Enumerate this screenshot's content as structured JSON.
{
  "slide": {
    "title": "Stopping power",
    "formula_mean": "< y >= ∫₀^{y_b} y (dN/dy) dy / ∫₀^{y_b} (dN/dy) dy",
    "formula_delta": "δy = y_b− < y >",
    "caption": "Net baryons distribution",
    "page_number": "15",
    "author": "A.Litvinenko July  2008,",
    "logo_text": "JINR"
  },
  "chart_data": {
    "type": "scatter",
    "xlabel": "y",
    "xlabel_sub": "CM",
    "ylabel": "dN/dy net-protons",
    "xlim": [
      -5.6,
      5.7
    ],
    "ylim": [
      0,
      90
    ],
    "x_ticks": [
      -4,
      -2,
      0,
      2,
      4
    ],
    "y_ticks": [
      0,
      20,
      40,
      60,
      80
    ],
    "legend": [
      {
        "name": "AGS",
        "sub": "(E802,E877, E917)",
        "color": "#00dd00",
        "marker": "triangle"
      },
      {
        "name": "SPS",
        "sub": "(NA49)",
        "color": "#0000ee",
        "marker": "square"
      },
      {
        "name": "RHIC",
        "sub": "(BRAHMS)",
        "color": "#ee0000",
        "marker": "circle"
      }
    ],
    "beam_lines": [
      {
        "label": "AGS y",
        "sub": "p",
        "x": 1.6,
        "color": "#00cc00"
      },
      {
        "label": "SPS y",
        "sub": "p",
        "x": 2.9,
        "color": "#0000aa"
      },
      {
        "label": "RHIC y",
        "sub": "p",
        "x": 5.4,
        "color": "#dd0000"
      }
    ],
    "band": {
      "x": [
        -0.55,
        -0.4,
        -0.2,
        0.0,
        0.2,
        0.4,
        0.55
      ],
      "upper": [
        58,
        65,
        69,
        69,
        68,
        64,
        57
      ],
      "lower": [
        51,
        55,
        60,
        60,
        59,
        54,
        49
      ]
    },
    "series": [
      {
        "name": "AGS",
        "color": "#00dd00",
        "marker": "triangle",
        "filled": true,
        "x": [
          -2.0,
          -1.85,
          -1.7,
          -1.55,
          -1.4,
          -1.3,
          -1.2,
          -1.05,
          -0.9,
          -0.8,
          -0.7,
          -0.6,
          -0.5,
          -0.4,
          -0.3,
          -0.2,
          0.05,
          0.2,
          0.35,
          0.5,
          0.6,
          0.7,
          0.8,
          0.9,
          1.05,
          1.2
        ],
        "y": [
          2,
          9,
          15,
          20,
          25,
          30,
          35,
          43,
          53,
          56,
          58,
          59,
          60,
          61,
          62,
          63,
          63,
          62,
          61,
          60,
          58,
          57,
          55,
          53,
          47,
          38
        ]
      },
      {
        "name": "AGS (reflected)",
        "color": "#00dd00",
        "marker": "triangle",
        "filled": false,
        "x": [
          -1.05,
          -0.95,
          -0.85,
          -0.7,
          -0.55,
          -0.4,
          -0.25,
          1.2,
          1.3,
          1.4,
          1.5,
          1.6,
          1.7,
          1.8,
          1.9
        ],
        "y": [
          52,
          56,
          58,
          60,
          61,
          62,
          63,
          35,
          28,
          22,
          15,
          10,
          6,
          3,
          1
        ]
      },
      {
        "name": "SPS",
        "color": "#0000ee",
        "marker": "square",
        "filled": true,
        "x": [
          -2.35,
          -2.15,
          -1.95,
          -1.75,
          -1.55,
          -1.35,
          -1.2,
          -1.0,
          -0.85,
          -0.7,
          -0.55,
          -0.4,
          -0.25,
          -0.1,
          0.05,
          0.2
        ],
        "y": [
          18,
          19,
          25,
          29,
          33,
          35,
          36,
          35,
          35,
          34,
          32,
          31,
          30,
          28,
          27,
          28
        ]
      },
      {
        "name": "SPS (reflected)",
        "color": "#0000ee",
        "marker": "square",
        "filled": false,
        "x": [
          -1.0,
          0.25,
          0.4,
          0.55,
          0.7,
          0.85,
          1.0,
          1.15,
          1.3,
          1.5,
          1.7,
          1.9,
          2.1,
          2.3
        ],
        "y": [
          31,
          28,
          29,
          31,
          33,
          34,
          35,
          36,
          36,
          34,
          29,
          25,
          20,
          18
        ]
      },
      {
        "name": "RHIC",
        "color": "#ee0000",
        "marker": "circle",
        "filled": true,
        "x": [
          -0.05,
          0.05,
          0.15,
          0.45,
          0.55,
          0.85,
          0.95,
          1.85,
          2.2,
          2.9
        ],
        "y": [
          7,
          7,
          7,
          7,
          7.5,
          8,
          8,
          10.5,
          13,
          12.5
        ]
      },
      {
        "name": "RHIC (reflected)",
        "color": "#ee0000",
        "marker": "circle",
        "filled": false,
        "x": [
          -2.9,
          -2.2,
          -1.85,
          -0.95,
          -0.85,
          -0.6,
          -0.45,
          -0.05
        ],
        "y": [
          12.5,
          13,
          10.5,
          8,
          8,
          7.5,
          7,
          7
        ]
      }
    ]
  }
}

------

» **The task**
Filter out every line that lacks the word "RHIC", and copy the rest.

» **Result of the exercise**
        "name": "RHIC",
        "label": "RHIC y",
        "name": "RHIC",
        "name": "RHIC (reflected)",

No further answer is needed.